-- Begin Records supplied --
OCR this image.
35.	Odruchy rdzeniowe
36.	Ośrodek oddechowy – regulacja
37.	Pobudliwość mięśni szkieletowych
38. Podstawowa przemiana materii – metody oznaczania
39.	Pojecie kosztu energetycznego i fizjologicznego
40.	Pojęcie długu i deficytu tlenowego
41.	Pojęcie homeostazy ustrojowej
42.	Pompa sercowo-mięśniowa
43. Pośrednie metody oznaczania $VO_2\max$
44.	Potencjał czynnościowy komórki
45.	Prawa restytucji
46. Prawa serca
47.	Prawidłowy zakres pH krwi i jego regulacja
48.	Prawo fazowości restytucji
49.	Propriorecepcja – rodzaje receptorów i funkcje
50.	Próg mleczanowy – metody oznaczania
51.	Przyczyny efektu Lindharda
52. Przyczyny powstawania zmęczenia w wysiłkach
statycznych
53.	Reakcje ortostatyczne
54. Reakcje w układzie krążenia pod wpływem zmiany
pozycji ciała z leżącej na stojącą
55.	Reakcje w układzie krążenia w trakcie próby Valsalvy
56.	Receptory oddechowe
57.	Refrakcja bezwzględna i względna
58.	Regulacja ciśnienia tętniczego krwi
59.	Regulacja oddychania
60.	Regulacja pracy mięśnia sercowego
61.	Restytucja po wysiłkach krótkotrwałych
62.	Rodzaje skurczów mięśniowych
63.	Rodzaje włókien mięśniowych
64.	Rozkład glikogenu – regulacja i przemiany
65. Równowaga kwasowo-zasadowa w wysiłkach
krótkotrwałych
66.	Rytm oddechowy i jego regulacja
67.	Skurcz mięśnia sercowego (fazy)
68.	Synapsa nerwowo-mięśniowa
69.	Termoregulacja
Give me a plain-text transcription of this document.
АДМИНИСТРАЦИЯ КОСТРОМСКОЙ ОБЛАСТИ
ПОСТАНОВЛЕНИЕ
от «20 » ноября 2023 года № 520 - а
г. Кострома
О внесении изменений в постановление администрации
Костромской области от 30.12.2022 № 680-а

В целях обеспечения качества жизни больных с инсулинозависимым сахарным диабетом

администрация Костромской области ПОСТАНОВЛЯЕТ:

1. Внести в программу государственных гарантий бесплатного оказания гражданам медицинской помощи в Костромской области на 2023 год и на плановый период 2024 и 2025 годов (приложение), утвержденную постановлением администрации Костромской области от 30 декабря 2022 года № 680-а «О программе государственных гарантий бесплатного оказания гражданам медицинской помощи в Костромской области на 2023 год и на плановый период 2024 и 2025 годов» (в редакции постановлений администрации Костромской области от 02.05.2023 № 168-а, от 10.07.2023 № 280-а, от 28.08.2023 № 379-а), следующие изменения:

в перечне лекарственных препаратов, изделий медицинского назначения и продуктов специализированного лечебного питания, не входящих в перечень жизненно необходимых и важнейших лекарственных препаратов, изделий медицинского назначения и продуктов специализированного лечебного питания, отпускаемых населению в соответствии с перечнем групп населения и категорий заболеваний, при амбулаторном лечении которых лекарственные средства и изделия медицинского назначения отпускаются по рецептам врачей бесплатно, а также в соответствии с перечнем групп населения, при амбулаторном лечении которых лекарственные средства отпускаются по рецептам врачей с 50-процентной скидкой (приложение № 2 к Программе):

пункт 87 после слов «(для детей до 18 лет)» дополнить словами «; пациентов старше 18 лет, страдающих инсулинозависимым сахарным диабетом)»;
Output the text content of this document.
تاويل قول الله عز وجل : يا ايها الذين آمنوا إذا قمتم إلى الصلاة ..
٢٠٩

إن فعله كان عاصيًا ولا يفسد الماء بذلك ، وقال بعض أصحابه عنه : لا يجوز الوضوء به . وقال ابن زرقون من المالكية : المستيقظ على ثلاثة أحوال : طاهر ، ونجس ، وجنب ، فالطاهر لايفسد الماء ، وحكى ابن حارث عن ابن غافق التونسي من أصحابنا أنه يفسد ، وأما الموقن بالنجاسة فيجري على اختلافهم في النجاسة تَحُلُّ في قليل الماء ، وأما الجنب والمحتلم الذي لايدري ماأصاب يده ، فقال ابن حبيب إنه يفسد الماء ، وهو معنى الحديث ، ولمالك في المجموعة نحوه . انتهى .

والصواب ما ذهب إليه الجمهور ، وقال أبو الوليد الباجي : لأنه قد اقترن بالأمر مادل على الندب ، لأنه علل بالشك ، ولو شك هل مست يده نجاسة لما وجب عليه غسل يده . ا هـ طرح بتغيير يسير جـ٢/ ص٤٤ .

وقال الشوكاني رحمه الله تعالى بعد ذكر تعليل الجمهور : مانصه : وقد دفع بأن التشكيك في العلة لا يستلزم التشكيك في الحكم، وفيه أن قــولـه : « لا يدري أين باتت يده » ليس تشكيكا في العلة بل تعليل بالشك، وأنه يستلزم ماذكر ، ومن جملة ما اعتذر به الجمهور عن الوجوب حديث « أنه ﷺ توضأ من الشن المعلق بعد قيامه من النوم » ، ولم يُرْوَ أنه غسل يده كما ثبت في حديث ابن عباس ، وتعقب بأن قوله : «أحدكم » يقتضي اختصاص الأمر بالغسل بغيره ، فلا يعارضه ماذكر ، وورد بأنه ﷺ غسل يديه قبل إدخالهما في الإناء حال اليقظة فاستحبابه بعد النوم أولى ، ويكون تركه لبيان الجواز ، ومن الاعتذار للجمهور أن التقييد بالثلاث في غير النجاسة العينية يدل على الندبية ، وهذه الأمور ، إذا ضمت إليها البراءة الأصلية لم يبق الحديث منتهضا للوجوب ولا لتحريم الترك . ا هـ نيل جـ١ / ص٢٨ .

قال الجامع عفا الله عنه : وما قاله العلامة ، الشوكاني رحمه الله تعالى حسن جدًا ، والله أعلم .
-- End Records supplied --
▶ Set problem
From the records above, extract everything verbatim.

▶ Solution for this task
OCR this image.
35.	Odruchy rdzeniowe
36.	Ośrodek oddechowy – regulacja
37.	Pobudliwość mięśni szkieletowych
38. Podstawowa przemiana materii – metody oznaczania
39.	Pojecie kosztu energetycznego i fizjologicznego
40.	Pojęcie długu i deficytu tlenowego
41.	Pojęcie homeostazy ustrojowej
42.	Pompa sercowo-mięśniowa
43. Pośrednie metody oznaczania $VO_2\max$
44.	Potencjał czynnościowy komórki
45.	Prawa restytucji
46. Prawa serca
47.	Prawidłowy zakres pH krwi i jego regulacja
48.	Prawo fazowości restytucji
49.	Propriorecepcja – rodzaje receptorów i funkcje
50.	Próg mleczanowy – metody oznaczania
51.	Przyczyny efektu Lindharda
52. Przyczyny powstawania zmęczenia w wysiłkach
statycznych
53.	Reakcje ortostatyczne
54. Reakcje w układzie krążenia pod wpływem zmiany
pozycji ciała z leżącej na stojącą
55.	Reakcje w układzie krążenia w trakcie próby Valsalvy
56.	Receptory oddechowe
57.	Refrakcja bezwzględna i względna
58.	Regulacja ciśnienia tętniczego krwi
59.	Regulacja oddychania
60.	Regulacja pracy mięśnia sercowego
61.	Restytucja po wysiłkach krótkotrwałych
62.	Rodzaje skurczów mięśniowych
63.	Rodzaje włókien mięśniowych
64.	Rozkład glikogenu – regulacja i przemiany
65. Równowaga kwasowo-zasadowa w wysiłkach
krótkotrwałych
66.	Rytm oddechowy i jego regulacja
67.	Skurcz mięśnia sercowego (fazy)
68.	Synapsa nerwowo-mięśniowa
69.	Termoregulacja
Give me a plain-text transcription of this document.
АДМИНИСТРАЦИЯ КОСТРОМСКОЙ ОБЛАСТИ
ПОСТАНОВЛЕНИЕ
от «20 » ноября 2023 года № 520 - а
г. Кострома
О внесении изменений в постановление администрации
Костромской области от 30.12.2022 № 680-а

В целях обеспечения качества жизни больных с инсулинозависимым сахарным диабетом

администрация Костромской области ПОСТАНОВЛЯЕТ:

1. Внести в программу государственных гарантий бесплатного оказания гражданам медицинской помощи в Костромской области на 2023 год и на плановый период 2024 и 2025 годов (приложение), утвержденную постановлением администрации Костромской области от 30 декабря 2022 года № 680-а «О программе государственных гарантий бесплатного оказания гражданам медицинской помощи в Костромской области на 2023 год и на плановый период 2024 и 2025 годов» (в редакции постановлений администрации Костромской области от 02.05.2023 № 168-а, от 10.07.2023 № 280-а, от 28.08.2023 № 379-а), следующие изменения:

в перечне лекарственных препаратов, изделий медицинского назначения и продуктов специализированного лечебного питания, не входящих в перечень жизненно необходимых и важнейших лекарственных препаратов, изделий медицинского назначения и продуктов специализированного лечебного питания, отпускаемых населению в соответствии с перечнем групп населения и категорий заболеваний, при амбулаторном лечении которых лекарственные средства и изделия медицинского назначения отпускаются по рецептам врачей бесплатно, а также в соответствии с перечнем групп населения, при амбулаторном лечении которых лекарственные средства отпускаются по рецептам врачей с 50-процентной скидкой (приложение № 2 к Программе):

пункт 87 после слов «(для детей до 18 лет)» дополнить словами «; пациентов старше 18 лет, страдающих инсулинозависимым сахарным диабетом)»;
Output the text content of this document.
تاويل قول الله عز وجل : يا ايها الذين آمنوا إذا قمتم إلى الصلاة ..
٢٠٩

إن فعله كان عاصيًا ولا يفسد الماء بذلك ، وقال بعض أصحابه عنه : لا يجوز الوضوء به . وقال ابن زرقون من المالكية : المستيقظ على ثلاثة أحوال : طاهر ، ونجس ، وجنب ، فالطاهر لايفسد الماء ، وحكى ابن حارث عن ابن غافق التونسي من أصحابنا أنه يفسد ، وأما الموقن بالنجاسة فيجري على اختلافهم في النجاسة تَحُلُّ في قليل الماء ، وأما الجنب والمحتلم الذي لايدري ماأصاب يده ، فقال ابن حبيب إنه يفسد الماء ، وهو معنى الحديث ، ولمالك في المجموعة نحوه . انتهى .

والصواب ما ذهب إليه الجمهور ، وقال أبو الوليد الباجي : لأنه قد اقترن بالأمر مادل على الندب ، لأنه علل بالشك ، ولو شك هل مست يده نجاسة لما وجب عليه غسل يده . ا هـ طرح بتغيير يسير جـ٢/ ص٤٤ .

وقال الشوكاني رحمه الله تعالى بعد ذكر تعليل الجمهور : مانصه : وقد دفع بأن التشكيك في العلة لا يستلزم التشكيك في الحكم، وفيه أن قــولـه : « لا يدري أين باتت يده » ليس تشكيكا في العلة بل تعليل بالشك، وأنه يستلزم ماذكر ، ومن جملة ما اعتذر به الجمهور عن الوجوب حديث « أنه ﷺ توضأ من الشن المعلق بعد قيامه من النوم » ، ولم يُرْوَ أنه غسل يده كما ثبت في حديث ابن عباس ، وتعقب بأن قوله : «أحدكم » يقتضي اختصاص الأمر بالغسل بغيره ، فلا يعارضه ماذكر ، وورد بأنه ﷺ غسل يديه قبل إدخالهما في الإناء حال اليقظة فاستحبابه بعد النوم أولى ، ويكون تركه لبيان الجواز ، ومن الاعتذار للجمهور أن التقييد بالثلاث في غير النجاسة العينية يدل على الندبية ، وهذه الأمور ، إذا ضمت إليها البراءة الأصلية لم يبق الحديث منتهضا للوجوب ولا لتحريم الترك . ا هـ نيل جـ١ / ص٢٨ .

قال الجامع عفا الله عنه : وما قاله العلامة ، الشوكاني رحمه الله تعالى حسن جدًا ، والله أعلم .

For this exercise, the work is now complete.